_Passage shown_
—————

India likely to vaccinate children with comorbidities from January: Report
- National Technical Advisory Group on Immunisation in India (NTAGI) is likely to discuss the proposal at an upcoming meeting
- The panel could also discuss a comprehensive plan for India approving COVID-19 booster shots for adults
- By March, all other children are likely to become eligible for COVID-19 vaccination
India is likely to start vaccinating children with comorbidities against coronavirus from January, according to a media report. An upcoming meeting of the National Technical Advisory Group on Immunisation in India (NTAGI) is likely to discuss a comprehensive plan for giving additional doses of COVID-19 vaccine to adults and COVID-19 vaccination for children, the report said.
By March, all other children are likely to become eligible for vaccination, NTDV quoted sources as saying. Indian Council of Medical Research (ICMR) director general (DG) Balram Bhargava on Saturday said India is evaluating the progress of COVID-19 vaccination among children in other countries conducting the same.
“Some countries are vaccinating children in age brackets such as between 15 and 18 years and we are closely monitoring the development there. We know kids are protected as 62% of them showed immunity against the virus in India,” he said at an event in Lucknow.
He did not specify a timeframe for Covid vaccination among children in India, reports Hindustan Times.
The United States began vaccinating children aged 5 to 11 earlier this month with Pfizer Inc and BioNTech's Covid-19 vaccine.
In October, Cuba became the first country to approve COVID-19 vaccination for children as young as two years old against coronavirus. China is also among the few countries where children as young as three are being immunised against coronavirus with at least five provinces last month issuing notices mandating vaccination for children ages 3 to 11.
This week, Canada authorised the use of the Pfizer coronavirus vaccine for children between the ages of 5 and 11.
COVID-19 booster shots have also been approved by health regulators in several countries amid a raging debate among the scientific community about the requirement of additional protection against the infection.
The US Food and Drug Administration (FDA) authorised booster shots of both the Pfizer and Moderna vaccine for all adults 18 and older from an earlier decision that limited the coverage to only vulnerable groups.
WHO chief Tedros Adhanom Ghebreyesus has previously been critical of some wealthy countries vaccinating children "at the expense of health workers and high-risk groups in other countries.”

—————

Can you copy, word for word, everything in the report above on vaccinating children in India from "He did not specify" down to "against the infection."?

_Data shown_

—————

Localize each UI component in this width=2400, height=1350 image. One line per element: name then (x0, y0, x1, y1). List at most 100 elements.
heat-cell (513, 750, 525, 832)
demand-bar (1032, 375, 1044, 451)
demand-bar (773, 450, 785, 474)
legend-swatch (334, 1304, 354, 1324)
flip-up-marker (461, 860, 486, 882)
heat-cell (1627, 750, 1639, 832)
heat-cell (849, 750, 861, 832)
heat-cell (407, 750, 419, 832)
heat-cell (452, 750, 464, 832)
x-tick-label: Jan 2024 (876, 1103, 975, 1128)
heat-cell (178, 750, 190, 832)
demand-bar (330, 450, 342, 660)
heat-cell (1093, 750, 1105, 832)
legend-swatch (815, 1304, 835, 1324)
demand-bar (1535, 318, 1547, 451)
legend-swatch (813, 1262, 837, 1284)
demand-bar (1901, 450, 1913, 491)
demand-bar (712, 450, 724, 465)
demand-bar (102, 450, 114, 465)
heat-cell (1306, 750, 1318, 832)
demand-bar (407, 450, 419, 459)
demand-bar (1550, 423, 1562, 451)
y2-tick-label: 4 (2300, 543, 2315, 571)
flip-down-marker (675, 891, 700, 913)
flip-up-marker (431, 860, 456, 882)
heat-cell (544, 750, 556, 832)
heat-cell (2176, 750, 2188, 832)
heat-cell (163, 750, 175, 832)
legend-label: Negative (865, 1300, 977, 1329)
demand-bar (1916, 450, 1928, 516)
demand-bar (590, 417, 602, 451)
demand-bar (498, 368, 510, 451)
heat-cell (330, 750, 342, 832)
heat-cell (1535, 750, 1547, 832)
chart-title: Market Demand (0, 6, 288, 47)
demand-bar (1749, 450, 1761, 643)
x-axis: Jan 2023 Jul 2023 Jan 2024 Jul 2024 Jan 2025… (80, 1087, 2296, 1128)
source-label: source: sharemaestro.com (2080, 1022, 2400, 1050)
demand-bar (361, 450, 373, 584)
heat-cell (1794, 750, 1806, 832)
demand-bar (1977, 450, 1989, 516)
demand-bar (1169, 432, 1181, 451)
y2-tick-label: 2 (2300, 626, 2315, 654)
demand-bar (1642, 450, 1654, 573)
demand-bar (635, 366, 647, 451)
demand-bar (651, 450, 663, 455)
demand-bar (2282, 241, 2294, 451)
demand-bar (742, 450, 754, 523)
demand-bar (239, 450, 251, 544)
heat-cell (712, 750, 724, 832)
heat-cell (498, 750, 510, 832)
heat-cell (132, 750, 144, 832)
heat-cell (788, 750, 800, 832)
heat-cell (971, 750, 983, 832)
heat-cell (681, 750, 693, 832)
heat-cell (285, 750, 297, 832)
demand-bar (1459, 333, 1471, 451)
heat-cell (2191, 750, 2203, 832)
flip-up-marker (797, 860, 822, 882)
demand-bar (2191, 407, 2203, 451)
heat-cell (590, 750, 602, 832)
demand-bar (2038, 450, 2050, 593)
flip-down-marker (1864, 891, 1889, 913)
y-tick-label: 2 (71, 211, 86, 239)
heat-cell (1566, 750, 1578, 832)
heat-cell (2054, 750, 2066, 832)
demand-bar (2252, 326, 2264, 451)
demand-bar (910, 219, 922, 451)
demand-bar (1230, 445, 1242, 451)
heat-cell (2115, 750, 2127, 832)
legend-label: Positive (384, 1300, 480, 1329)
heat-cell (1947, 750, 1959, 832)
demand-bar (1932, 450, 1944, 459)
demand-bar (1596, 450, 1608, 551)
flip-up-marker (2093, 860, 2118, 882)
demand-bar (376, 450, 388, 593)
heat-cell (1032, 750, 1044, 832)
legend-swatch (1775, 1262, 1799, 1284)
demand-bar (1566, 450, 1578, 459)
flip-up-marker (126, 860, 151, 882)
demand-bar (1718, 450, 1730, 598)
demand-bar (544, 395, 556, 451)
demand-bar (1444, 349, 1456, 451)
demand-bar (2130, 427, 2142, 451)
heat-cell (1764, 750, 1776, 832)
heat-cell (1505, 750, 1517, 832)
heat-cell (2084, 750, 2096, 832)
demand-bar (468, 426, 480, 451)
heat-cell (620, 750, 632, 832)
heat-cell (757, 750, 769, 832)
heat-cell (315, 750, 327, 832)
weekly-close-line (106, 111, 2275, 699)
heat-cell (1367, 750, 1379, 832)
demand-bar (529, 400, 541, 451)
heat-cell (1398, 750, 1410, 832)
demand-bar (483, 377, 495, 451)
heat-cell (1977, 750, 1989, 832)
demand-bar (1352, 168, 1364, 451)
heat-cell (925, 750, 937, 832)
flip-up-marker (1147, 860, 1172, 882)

—————

_Exercise output_
He did not specify a timeframe for Covid vaccination among children in India, reports Hindustan Times.
The United States began vaccinating children aged 5 to 11 earlier this month with Pfizer Inc and BioNTech's Covid-19 vaccine.
In October, Cuba became the first country to approve COVID-19 vaccination for children as young as two years old against coronavirus. China is also among the few countries where children as young as three are being immunised against coronavirus with at least five provinces last month issuing notices mandating vaccination for children ages 3 to 11.
This week, Canada authorised the use of the Pfizer coronavirus vaccine for children between the ages of 5 and 11.
COVID-19 booster shots have also been approved by health regulators in several countries amid a raging debate among the scientific community about the requirement of additional protection against the infection.